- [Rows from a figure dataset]
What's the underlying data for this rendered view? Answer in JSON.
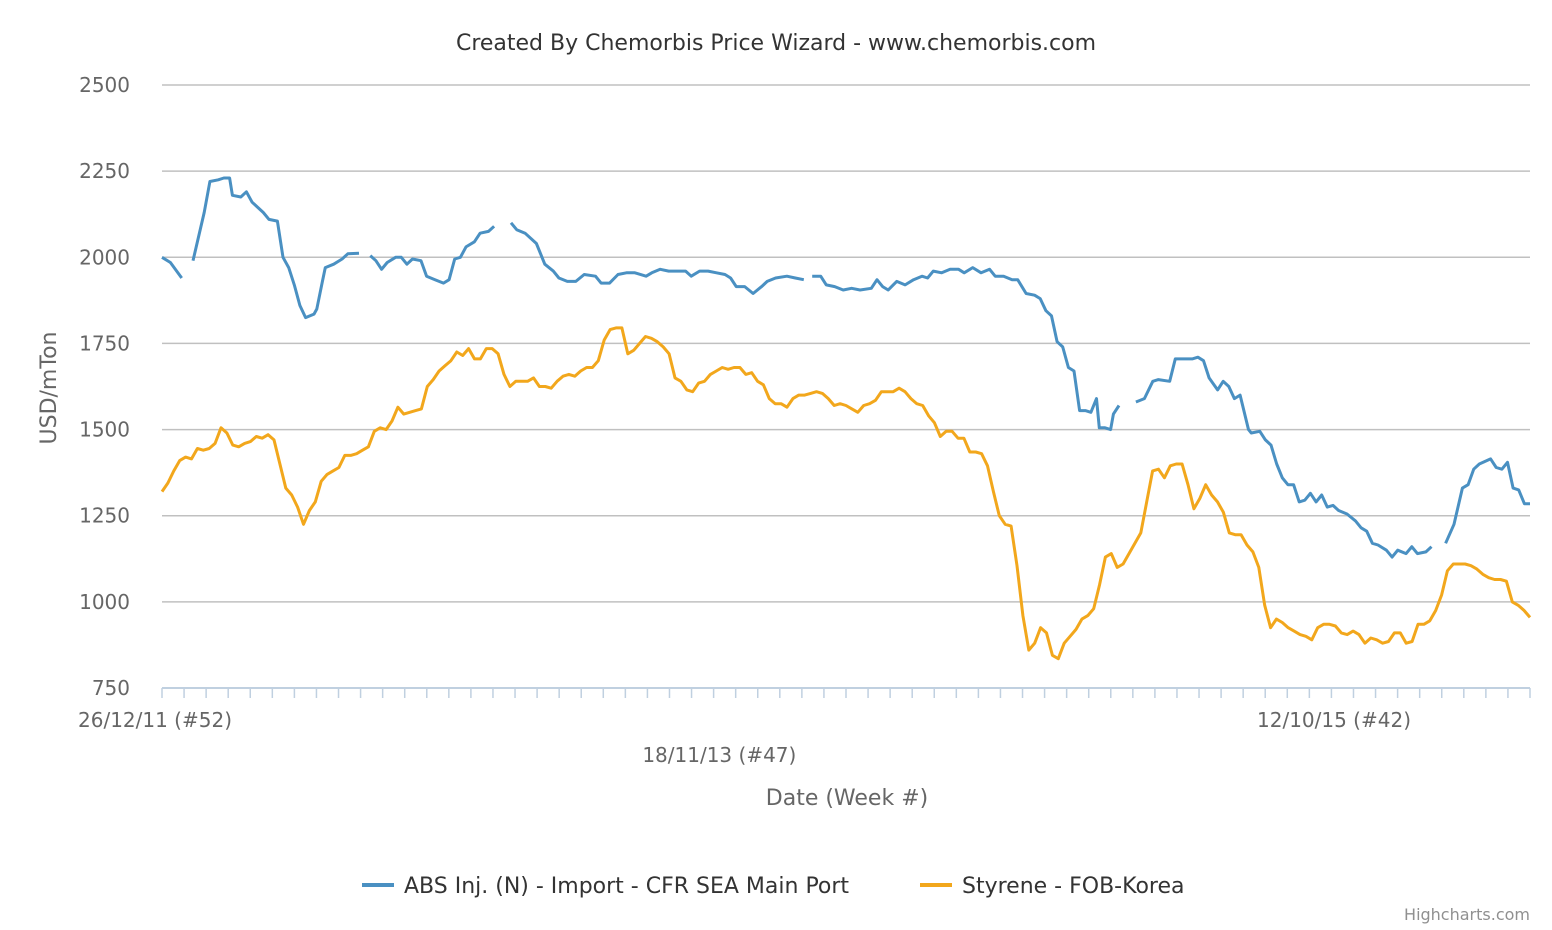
{
  "chart_data": {
    "type": "line",
    "title": "Created By Chemorbis Price Wizard - www.chemorbis.com",
    "xlabel": "Date (Week #)",
    "ylabel": "USD/mTon",
    "ylim": [
      750,
      2500
    ],
    "yticks": [
      750,
      1000,
      1250,
      1500,
      1750,
      2000,
      2250,
      2500
    ],
    "x_start": "26/12/11 (#52)",
    "x_end_index": 243,
    "x_tick_labels": [
      {
        "index": 0,
        "label": "26/12/11 (#52)"
      },
      {
        "index": 99,
        "label": "18/11/13 (#47)"
      },
      {
        "index": 198,
        "label": "12/10/15 (#42)"
      }
    ],
    "grid": true,
    "legend_position": "bottom",
    "series": [
      {
        "name": "ABS Inj. (N) - Import - CFR SEA Main Port",
        "color": "#4a90c2",
        "points": [
          [
            0,
            2000
          ],
          [
            2,
            1985
          ],
          [
            4,
            1940
          ],
          [
            null,
            null
          ],
          [
            6,
            1990
          ],
          [
            8,
            2130
          ],
          [
            10,
            2220
          ],
          [
            12,
            2225
          ],
          [
            13,
            2230
          ],
          [
            15,
            2230
          ],
          [
            16,
            2180
          ],
          [
            18,
            2175
          ],
          [
            19,
            2190
          ],
          [
            21,
            2160
          ],
          [
            23,
            2130
          ],
          [
            25,
            2110
          ],
          [
            26,
            2105
          ],
          [
            27,
            2000
          ],
          [
            28,
            1970
          ],
          [
            29,
            1920
          ],
          [
            30,
            1860
          ],
          [
            32,
            1825
          ],
          [
            34,
            1835
          ],
          [
            35,
            1850
          ],
          [
            36,
            1930
          ],
          [
            37,
            1970
          ],
          [
            38,
            1980
          ],
          [
            40,
            1995
          ],
          [
            42,
            2005
          ],
          [
            43,
            2010
          ],
          [
            45,
            2012
          ],
          [
            null,
            null
          ],
          [
            37,
            null
          ],
          [
            37,
            null
          ],
          [
            37,
            null
          ],
          [
            null,
            null
          ],
          [
            37,
            null
          ]
        ]
      },
      {
        "name": "Styrene - FOB-Korea",
        "color": "#f2a71c",
        "points": []
      }
    ],
    "abs_segments": [
      [
        [
          0,
          2000
        ],
        [
          2,
          1985
        ],
        [
          4,
          1940
        ]
      ],
      [
        [
          6,
          1990
        ],
        [
          8,
          2130
        ],
        [
          10,
          2220
        ],
        [
          12,
          2225
        ],
        [
          13,
          2230
        ],
        [
          15,
          2230
        ],
        [
          16,
          2180
        ],
        [
          18,
          2175
        ],
        [
          19,
          2190
        ],
        [
          21,
          2160
        ],
        [
          23,
          2130
        ],
        [
          25,
          2110
        ],
        [
          26,
          2105
        ],
        [
          27,
          2000
        ],
        [
          28,
          1970
        ],
        [
          29,
          1920
        ],
        [
          30,
          1860
        ],
        [
          32,
          1825
        ],
        [
          34,
          1835
        ],
        [
          35,
          1850
        ],
        [
          36,
          1930
        ],
        [
          37,
          1970
        ],
        [
          38,
          1980
        ],
        [
          40,
          1995
        ],
        [
          42,
          2005
        ],
        [
          43,
          2010
        ],
        [
          45,
          2012
        ]
      ],
      [
        [
          47,
          2005
        ],
        [
          49,
          1990
        ],
        [
          50,
          1965
        ],
        [
          52,
          1985
        ],
        [
          54,
          2000
        ],
        [
          56,
          1995
        ],
        [
          57,
          1980
        ],
        [
          59,
          1995
        ],
        [
          61,
          1990
        ],
        [
          63,
          1945
        ],
        [
          65,
          1930
        ],
        [
          67,
          1925
        ],
        [
          69,
          1935
        ],
        [
          71,
          1995
        ],
        [
          73,
          2000
        ],
        [
          75,
          2030
        ],
        [
          77,
          2045
        ],
        [
          79,
          2070
        ],
        [
          81,
          2075
        ],
        [
          82,
          2090
        ]
      ],
      [
        [
          84,
          2100
        ],
        [
          86,
          2080
        ],
        [
          88,
          2060
        ],
        [
          90,
          2030
        ],
        [
          92,
          1980
        ],
        [
          94,
          1960
        ],
        [
          96,
          1935
        ],
        [
          98,
          1925
        ],
        [
          100,
          1930
        ],
        [
          102,
          1950
        ],
        [
          104,
          1945
        ],
        [
          106,
          1925
        ],
        [
          108,
          1925
        ],
        [
          110,
          1950
        ],
        [
          112,
          1955
        ],
        [
          114,
          1955
        ],
        [
          116,
          1945
        ],
        [
          118,
          1955
        ],
        [
          120,
          1965
        ],
        [
          122,
          1960
        ],
        [
          124,
          1960
        ],
        [
          126,
          1960
        ],
        [
          128,
          1945
        ],
        [
          130,
          1955
        ],
        [
          132,
          1960
        ],
        [
          134,
          1955
        ],
        [
          136,
          1950
        ],
        [
          138,
          1935
        ],
        [
          140,
          1915
        ],
        [
          142,
          1915
        ],
        [
          144,
          1895
        ],
        [
          146,
          1915
        ],
        [
          148,
          1935
        ],
        [
          150,
          1945
        ],
        [
          152,
          1945
        ],
        [
          154,
          1940
        ],
        [
          156,
          1935
        ]
      ],
      [
        [
          158,
          1945
        ],
        [
          160,
          1940
        ],
        [
          162,
          1915
        ],
        [
          164,
          1910
        ],
        [
          166,
          1905
        ],
        [
          168,
          1910
        ],
        [
          170,
          1905
        ],
        [
          172,
          1910
        ],
        [
          174,
          1935
        ],
        [
          176,
          1910
        ],
        [
          178,
          1930
        ],
        [
          180,
          1920
        ],
        [
          182,
          1935
        ],
        [
          184,
          1945
        ],
        [
          186,
          1940
        ],
        [
          187,
          1960
        ],
        [
          189,
          1955
        ],
        [
          191,
          1970
        ],
        [
          193,
          1965
        ],
        [
          195,
          1970
        ],
        [
          197,
          1955
        ],
        [
          199,
          1965
        ],
        [
          201,
          1945
        ],
        [
          203,
          1945
        ],
        [
          205,
          1930
        ],
        [
          207,
          1930
        ],
        [
          209,
          1890
        ],
        [
          211,
          1885
        ],
        [
          213,
          1870
        ],
        [
          215,
          1820
        ],
        [
          216,
          1750
        ],
        [
          218,
          1730
        ],
        [
          219,
          1680
        ],
        [
          221,
          1670
        ],
        [
          222,
          1550
        ],
        [
          224,
          1555
        ],
        [
          226,
          1550
        ],
        [
          227,
          1585
        ],
        [
          228,
          1505
        ],
        [
          230,
          1505
        ],
        [
          231,
          1500
        ],
        [
          232,
          1550
        ],
        [
          234,
          1570
        ]
      ],
      [
        [
          236,
          1580
        ],
        [
          238,
          1590
        ],
        [
          240,
          1640
        ],
        [
          242,
          1645
        ],
        [
          244,
          1640
        ],
        [
          245,
          1705
        ],
        [
          247,
          1705
        ],
        [
          249,
          1705
        ],
        [
          250,
          1710
        ],
        [
          251,
          1700
        ],
        [
          253,
          1650
        ]
      ]
    ],
    "styrene_points": []
  }
}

- [PROBLEM TO SOLVE] For each line of the entries that includes "name", show that line.

- [RESPONSE BELOW]
        "name": "ABS Inj. (N) - Import - CFR SEA Main Port",
        "name": "Styrene - FOB-Korea",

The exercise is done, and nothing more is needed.